====== ENTRIES PROVIDED

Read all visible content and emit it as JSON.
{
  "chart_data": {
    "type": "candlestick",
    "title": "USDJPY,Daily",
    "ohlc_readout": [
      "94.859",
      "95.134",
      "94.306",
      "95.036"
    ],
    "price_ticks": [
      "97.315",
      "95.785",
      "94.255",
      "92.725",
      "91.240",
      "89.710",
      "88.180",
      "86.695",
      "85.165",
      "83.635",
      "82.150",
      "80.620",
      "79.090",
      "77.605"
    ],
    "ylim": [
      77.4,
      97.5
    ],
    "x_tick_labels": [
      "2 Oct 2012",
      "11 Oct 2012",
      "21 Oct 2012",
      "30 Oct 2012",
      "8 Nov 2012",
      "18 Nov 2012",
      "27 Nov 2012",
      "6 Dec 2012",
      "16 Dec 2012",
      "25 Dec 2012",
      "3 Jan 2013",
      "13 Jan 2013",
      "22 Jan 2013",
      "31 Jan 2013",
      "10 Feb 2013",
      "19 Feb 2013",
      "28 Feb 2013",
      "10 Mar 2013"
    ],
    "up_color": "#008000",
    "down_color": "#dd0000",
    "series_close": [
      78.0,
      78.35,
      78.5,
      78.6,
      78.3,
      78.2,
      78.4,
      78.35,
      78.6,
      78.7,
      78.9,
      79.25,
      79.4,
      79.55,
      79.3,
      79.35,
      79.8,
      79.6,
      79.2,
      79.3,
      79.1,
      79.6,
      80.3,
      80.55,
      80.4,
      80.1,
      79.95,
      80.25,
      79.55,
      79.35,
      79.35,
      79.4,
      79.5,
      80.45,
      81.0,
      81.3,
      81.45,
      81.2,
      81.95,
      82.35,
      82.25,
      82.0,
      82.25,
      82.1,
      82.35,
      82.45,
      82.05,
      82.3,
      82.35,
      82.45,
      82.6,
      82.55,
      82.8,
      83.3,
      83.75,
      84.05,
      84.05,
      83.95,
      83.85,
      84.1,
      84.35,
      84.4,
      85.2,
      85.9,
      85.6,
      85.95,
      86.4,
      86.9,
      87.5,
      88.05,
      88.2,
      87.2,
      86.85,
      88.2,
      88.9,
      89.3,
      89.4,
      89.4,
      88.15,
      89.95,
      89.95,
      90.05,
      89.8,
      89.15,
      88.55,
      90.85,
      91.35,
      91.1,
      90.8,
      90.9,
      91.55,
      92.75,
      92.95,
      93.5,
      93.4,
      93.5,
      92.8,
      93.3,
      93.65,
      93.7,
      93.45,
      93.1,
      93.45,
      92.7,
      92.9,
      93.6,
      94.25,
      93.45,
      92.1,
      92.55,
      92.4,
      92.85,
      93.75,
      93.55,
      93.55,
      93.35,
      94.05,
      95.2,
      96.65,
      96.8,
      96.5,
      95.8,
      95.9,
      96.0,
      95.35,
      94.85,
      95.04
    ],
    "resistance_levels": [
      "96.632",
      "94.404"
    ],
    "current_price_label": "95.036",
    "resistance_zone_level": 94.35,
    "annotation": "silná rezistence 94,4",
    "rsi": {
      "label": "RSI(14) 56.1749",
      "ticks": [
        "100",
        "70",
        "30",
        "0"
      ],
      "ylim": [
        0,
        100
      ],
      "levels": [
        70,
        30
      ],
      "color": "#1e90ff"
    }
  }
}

============

## TASK GOAL
Transcribe the entire listing above precisely.

## SOLUTION TO THE EXERCISE
Read all visible content and emit it as JSON.
{
  "chart_data": {
    "type": "candlestick",
    "title": "USDJPY,Daily",
    "ohlc_readout": [
      "94.859",
      "95.134",
      "94.306",
      "95.036"
    ],
    "price_ticks": [
      "97.315",
      "95.785",
      "94.255",
      "92.725",
      "91.240",
      "89.710",
      "88.180",
      "86.695",
      "85.165",
      "83.635",
      "82.150",
      "80.620",
      "79.090",
      "77.605"
    ],
    "ylim": [
      77.4,
      97.5
    ],
    "x_tick_labels": [
      "2 Oct 2012",
      "11 Oct 2012",
      "21 Oct 2012",
      "30 Oct 2012",
      "8 Nov 2012",
      "18 Nov 2012",
      "27 Nov 2012",
      "6 Dec 2012",
      "16 Dec 2012",
      "25 Dec 2012",
      "3 Jan 2013",
      "13 Jan 2013",
      "22 Jan 2013",
      "31 Jan 2013",
      "10 Feb 2013",
      "19 Feb 2013",
      "28 Feb 2013",
      "10 Mar 2013"
    ],
    "up_color": "#008000",
    "down_color": "#dd0000",
    "series_close": [
      78.0,
      78.35,
      78.5,
      78.6,
      78.3,
      78.2,
      78.4,
      78.35,
      78.6,
      78.7,
      78.9,
      79.25,
      79.4,
      79.55,
      79.3,
      79.35,
      79.8,
      79.6,
      79.2,
      79.3,
      79.1,
      79.6,
      80.3,
      80.55,
      80.4,
      80.1,
      79.95,
      80.25,
      79.55,
      79.35,
      79.35,
      79.4,
      79.5,
      80.45,
      81.0,
      81.3,
      81.45,
      81.2,
      81.95,
      82.35,
      82.25,
      82.0,
      82.25,
      82.1,
      82.35,
      82.45,
      82.05,
      82.3,
      82.35,
      82.45,
      82.6,
      82.55,
      82.8,
      83.3,
      83.75,
      84.05,
      84.05,
      83.95,
      83.85,
      84.1,
      84.35,
      84.4,
      85.2,
      85.9,
      85.6,
      85.95,
      86.4,
      86.9,
      87.5,
      88.05,
      88.2,
      87.2,
      86.85,
      88.2,
      88.9,
      89.3,
      89.4,
      89.4,
      88.15,
      89.95,
      89.95,
      90.05,
      89.8,
      89.15,
      88.55,
      90.85,
      91.35,
      91.1,
      90.8,
      90.9,
      91.55,
      92.75,
      92.95,
      93.5,
      93.4,
      93.5,
      92.8,
      93.3,
      93.65,
      93.7,
      93.45,
      93.1,
      93.45,
      92.7,
      92.9,
      93.6,
      94.25,
      93.45,
      92.1,
      92.55,
      92.4,
      92.85,
      93.75,
      93.55,
      93.55,
      93.35,
      94.05,
      95.2,
      96.65,
      96.8,
      96.5,
      95.8,
      95.9,
      96.0,
      95.35,
      94.85,
      95.04
    ],
    "resistance_levels": [
      "96.632",
      "94.404"
    ],
    "current_price_label": "95.036",
    "resistance_zone_level": 94.35,
    "annotation": "silná rezistence 94,4",
    "rsi": {
      "label": "RSI(14) 56.1749",
      "ticks": [
        "100",
        "70",
        "30",
        "0"
      ],
      "ylim": [
        0,
        100
      ],
      "levels": [
        70,
        30
      ],
      "color": "#1e90ff"
    }
  }
}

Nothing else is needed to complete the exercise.